**Problem**
A line belongs in the answer if it contains "deux"; copy every such line from the entries below.

(Stored dataset items)

————

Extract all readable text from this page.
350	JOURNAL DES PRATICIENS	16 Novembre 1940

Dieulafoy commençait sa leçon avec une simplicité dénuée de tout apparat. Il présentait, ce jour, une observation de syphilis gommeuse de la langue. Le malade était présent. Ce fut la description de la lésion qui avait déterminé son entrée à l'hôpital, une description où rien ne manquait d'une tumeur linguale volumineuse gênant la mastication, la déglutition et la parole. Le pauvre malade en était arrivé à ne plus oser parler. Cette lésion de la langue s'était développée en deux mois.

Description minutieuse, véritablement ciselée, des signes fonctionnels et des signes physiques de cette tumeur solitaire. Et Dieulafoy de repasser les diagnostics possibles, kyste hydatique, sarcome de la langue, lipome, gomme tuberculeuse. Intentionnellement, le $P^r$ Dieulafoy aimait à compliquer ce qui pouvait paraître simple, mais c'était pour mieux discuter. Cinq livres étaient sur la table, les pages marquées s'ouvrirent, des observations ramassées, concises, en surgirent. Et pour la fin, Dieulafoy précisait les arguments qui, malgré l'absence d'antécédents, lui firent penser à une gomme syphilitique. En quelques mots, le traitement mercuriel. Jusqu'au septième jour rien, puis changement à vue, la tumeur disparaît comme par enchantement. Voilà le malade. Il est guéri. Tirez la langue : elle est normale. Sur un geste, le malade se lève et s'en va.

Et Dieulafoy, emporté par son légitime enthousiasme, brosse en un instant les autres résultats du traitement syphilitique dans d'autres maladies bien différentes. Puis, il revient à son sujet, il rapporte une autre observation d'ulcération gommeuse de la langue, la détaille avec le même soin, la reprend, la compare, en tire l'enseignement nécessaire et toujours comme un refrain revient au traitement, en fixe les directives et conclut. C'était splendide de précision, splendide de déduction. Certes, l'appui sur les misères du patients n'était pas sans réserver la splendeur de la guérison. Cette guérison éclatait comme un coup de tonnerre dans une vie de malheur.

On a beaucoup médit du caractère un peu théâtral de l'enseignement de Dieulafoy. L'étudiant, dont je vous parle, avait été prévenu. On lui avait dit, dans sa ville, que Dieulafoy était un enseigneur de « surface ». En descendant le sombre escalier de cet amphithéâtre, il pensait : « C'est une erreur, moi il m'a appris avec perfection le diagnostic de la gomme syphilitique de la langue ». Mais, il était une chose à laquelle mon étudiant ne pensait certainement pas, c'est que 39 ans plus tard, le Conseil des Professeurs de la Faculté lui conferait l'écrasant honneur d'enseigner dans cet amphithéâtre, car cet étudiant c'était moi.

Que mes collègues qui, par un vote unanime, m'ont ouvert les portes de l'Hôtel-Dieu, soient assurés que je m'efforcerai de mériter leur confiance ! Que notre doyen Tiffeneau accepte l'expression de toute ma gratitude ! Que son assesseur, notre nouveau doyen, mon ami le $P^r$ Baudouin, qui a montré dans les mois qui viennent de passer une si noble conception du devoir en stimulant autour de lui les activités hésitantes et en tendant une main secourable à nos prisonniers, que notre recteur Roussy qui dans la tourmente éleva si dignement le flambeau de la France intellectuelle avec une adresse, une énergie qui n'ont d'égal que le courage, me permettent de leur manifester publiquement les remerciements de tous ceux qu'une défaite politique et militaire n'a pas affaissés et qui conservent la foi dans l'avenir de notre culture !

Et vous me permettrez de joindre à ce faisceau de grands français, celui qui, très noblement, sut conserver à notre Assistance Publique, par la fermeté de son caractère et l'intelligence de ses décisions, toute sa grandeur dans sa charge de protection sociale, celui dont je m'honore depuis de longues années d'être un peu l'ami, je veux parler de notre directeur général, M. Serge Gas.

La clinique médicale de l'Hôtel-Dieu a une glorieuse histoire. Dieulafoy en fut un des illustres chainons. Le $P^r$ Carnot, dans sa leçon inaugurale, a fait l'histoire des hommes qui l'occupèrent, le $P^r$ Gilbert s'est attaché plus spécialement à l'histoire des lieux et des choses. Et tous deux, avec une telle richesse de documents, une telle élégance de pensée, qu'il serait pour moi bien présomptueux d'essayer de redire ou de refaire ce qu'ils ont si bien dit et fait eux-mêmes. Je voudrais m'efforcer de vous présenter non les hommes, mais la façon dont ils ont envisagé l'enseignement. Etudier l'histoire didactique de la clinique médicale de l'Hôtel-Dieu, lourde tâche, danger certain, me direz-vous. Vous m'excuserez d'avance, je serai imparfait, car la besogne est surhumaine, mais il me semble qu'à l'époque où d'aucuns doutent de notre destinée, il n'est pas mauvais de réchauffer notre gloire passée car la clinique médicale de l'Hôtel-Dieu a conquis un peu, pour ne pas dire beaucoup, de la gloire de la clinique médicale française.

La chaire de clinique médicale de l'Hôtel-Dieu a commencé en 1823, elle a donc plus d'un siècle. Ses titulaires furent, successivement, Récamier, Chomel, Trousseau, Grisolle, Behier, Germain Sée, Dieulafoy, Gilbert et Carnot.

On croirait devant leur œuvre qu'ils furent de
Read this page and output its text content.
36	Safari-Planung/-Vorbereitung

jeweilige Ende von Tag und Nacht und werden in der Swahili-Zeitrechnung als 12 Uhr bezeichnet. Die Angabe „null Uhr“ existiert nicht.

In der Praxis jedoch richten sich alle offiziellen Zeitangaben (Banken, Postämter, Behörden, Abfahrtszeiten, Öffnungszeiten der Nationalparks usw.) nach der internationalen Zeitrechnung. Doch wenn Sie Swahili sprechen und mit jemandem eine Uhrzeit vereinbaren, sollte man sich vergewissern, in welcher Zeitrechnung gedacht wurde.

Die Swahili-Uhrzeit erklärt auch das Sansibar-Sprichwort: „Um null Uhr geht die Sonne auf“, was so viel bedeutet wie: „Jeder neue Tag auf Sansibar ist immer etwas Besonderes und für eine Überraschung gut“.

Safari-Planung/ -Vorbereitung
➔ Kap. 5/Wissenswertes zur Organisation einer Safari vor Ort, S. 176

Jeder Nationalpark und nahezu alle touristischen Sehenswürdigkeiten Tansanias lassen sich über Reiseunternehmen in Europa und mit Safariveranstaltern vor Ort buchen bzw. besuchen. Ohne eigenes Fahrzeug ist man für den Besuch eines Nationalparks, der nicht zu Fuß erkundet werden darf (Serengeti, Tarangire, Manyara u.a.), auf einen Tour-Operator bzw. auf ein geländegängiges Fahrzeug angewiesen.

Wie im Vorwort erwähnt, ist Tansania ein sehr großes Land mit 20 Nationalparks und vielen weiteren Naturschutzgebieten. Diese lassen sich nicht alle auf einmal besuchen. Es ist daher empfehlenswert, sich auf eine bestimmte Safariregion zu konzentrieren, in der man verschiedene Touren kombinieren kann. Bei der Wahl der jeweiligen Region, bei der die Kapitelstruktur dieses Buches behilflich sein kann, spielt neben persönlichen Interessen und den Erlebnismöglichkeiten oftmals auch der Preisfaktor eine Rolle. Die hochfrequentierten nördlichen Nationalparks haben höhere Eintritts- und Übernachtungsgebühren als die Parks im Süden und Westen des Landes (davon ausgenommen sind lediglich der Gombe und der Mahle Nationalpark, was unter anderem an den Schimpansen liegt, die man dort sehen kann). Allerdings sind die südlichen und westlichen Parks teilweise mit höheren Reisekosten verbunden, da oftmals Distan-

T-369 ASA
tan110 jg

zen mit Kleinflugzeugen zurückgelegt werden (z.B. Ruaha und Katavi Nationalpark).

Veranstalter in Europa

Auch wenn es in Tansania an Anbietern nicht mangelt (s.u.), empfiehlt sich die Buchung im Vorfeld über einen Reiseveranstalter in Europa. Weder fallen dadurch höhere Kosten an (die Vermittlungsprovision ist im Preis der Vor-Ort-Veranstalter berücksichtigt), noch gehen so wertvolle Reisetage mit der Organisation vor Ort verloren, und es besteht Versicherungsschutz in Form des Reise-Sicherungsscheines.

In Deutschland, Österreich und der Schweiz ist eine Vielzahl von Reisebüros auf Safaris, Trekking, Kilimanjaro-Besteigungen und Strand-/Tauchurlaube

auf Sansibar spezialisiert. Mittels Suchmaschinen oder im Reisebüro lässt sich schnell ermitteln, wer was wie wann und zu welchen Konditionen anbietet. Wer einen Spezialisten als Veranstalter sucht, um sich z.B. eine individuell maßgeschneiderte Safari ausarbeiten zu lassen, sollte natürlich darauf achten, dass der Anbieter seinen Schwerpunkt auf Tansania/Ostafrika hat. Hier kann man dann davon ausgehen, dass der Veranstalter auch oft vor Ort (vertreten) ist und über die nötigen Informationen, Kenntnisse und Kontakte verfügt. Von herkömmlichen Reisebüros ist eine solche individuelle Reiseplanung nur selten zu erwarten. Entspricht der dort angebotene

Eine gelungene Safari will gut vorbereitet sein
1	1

————

**Solution**
Dieulafoy commençait sa leçon avec une simplicité dénuée de tout apparat. Il présentait, ce jour, une observation de syphilis gommeuse de la langue. Le malade était présent. Ce fut la description de la lésion qui avait déterminé son entrée à l'hôpital, une description où rien ne manquait d'une tumeur linguale volumineuse gênant la mastication, la déglutition et la parole. Le pauvre malade en était arrivé à ne plus oser parler. Cette lésion de la langue s'était développée en deux mois.
La clinique médicale de l'Hôtel-Dieu a une glorieuse histoire. Dieulafoy en fut un des illustres chainons. Le $P^r$ Carnot, dans sa leçon inaugurale, a fait l'histoire des hommes qui l'occupèrent, le $P^r$ Gilbert s'est attaché plus spécialement à l'histoire des lieux et des choses. Et tous deux, avec une telle richesse de documents, une telle élégance de pensée, qu'il serait pour moi bien présomptueux d'essayer de redire ou de refaire ce qu'ils ont si bien dit et fait eux-mêmes. Je voudrais m'efforcer de vous présenter non les hommes, mais la façon dont ils ont envisagé l'enseignement. Etudier l'histoire didactique de la clinique médicale de l'Hôtel-Dieu, lourde tâche, danger certain, me direz-vous. Vous m'excuserez d'avance, je serai imparfait, car la besogne est surhumaine, mais il me semble qu'à l'époque où d'aucuns doutent de notre destinée, il n'est pas mauvais de réchauffer notre gloire passée car la clinique médicale de l'Hôtel-Dieu a conquis un peu, pour ne pas dire beaucoup, de la gloire de la clinique médicale française.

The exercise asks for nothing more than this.